### What the task asks
Quote the entries in full, character for character, without their images.

==== The data ====

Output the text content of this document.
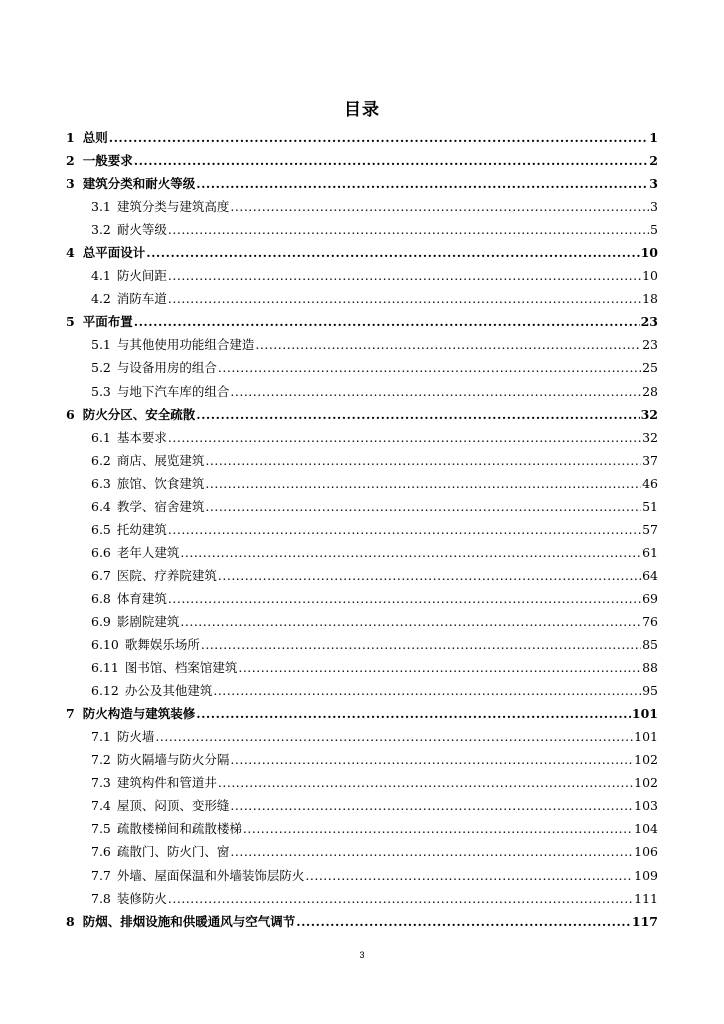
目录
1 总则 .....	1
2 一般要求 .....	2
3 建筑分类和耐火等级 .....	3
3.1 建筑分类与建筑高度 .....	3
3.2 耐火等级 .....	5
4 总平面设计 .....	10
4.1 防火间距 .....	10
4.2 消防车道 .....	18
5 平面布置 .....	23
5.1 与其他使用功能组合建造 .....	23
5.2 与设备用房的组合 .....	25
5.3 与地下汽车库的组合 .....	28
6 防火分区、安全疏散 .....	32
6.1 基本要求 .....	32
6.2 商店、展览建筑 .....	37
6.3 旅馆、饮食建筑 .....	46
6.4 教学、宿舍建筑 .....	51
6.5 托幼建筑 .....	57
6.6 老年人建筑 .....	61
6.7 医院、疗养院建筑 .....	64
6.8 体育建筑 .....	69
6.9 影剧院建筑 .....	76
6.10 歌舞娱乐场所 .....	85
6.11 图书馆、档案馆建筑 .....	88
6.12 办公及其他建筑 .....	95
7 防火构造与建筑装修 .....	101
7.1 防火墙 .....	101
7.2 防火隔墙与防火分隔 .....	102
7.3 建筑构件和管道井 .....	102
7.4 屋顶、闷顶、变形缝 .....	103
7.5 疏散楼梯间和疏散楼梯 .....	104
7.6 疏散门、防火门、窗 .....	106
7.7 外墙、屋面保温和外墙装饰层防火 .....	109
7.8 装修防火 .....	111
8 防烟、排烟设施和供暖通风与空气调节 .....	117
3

====

### Task output
Output the text content of this document.
目录
1 总则 .....	1
2 一般要求 .....	2
3 建筑分类和耐火等级 .....	3
3.1 建筑分类与建筑高度 .....	3
3.2 耐火等级 .....	5
4 总平面设计 .....	10
4.1 防火间距 .....	10
4.2 消防车道 .....	18
5 平面布置 .....	23
5.1 与其他使用功能组合建造 .....	23
5.2 与设备用房的组合 .....	25
5.3 与地下汽车库的组合 .....	28
6 防火分区、安全疏散 .....	32
6.1 基本要求 .....	32
6.2 商店、展览建筑 .....	37
6.3 旅馆、饮食建筑 .....	46
6.4 教学、宿舍建筑 .....	51
6.5 托幼建筑 .....	57
6.6 老年人建筑 .....	61
6.7 医院、疗养院建筑 .....	64
6.8 体育建筑 .....	69
6.9 影剧院建筑 .....	76
6.10 歌舞娱乐场所 .....	85
6.11 图书馆、档案馆建筑 .....	88
6.12 办公及其他建筑 .....	95
7 防火构造与建筑装修 .....	101
7.1 防火墙 .....	101
7.2 防火隔墙与防火分隔 .....	102
7.3 建筑构件和管道井 .....	102
7.4 屋顶、闷顶、变形缝 .....	103
7.5 疏散楼梯间和疏散楼梯 .....	104
7.6 疏散门、防火门、窗 .....	106
7.7 外墙、屋面保温和外墙装饰层防火 .....	109
7.8 装修防火 .....	111
8 防烟、排烟设施和供暖通风与空气调节 .....	117
3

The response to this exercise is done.